**TASK TO COMPLETE**
Repeat the entire listing exactly as written.

━━━━

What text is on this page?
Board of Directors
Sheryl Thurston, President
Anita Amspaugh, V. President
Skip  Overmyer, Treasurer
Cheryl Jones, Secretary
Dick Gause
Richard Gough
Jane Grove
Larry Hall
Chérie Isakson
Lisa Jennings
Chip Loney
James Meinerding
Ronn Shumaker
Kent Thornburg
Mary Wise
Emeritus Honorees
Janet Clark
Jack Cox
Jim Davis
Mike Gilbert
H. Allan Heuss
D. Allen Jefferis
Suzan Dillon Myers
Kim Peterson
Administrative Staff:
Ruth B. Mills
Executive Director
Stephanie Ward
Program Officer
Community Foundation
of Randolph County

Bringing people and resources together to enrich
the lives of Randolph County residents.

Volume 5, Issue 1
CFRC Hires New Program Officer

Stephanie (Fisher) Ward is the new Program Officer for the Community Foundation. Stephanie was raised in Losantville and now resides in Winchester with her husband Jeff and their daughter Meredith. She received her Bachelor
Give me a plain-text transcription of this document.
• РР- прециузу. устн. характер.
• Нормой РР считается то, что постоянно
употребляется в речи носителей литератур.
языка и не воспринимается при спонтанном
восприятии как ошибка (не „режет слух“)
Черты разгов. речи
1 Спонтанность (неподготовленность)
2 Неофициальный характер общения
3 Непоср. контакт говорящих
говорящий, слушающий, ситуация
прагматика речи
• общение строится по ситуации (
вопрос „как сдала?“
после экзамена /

━━━━

**OUTPUT OF THE TASK**
What text is on this page?
Board of Directors
Sheryl Thurston, President
Anita Amspaugh, V. President
Skip  Overmyer, Treasurer
Cheryl Jones, Secretary
Dick Gause
Richard Gough
Jane Grove
Larry Hall
Chérie Isakson
Lisa Jennings
Chip Loney
James Meinerding
Ronn Shumaker
Kent Thornburg
Mary Wise
Emeritus Honorees
Janet Clark
Jack Cox
Jim Davis
Mike Gilbert
H. Allan Heuss
D. Allen Jefferis
Suzan Dillon Myers
Kim Peterson
Administrative Staff:
Ruth B. Mills
Executive Director
Stephanie Ward
Program Officer
Community Foundation
of Randolph County

Bringing people and resources together to enrich
the lives of Randolph County residents.

Volume 5, Issue 1
CFRC Hires New Program Officer

Stephanie (Fisher) Ward is the new Program Officer for the Community Foundation. Stephanie was raised in Losantville and now resides in Winchester with her husband Jeff and their daughter Meredith. She received her Bachelor
Give me a plain-text transcription of this document.
• РР- прециузу. устн. характер.
• Нормой РР считается то, что постоянно
употребляется в речи носителей литератур.
языка и не воспринимается при спонтанном
восприятии как ошибка (не „режет слух“)
Черты разгов. речи
1 Спонтанность (неподготовленность)
2 Неофициальный характер общения
3 Непоср. контакт говорящих
говорящий, слушающий, ситуация
прагматика речи
• общение строится по ситуации (
вопрос „как сдала?“
после экзамена /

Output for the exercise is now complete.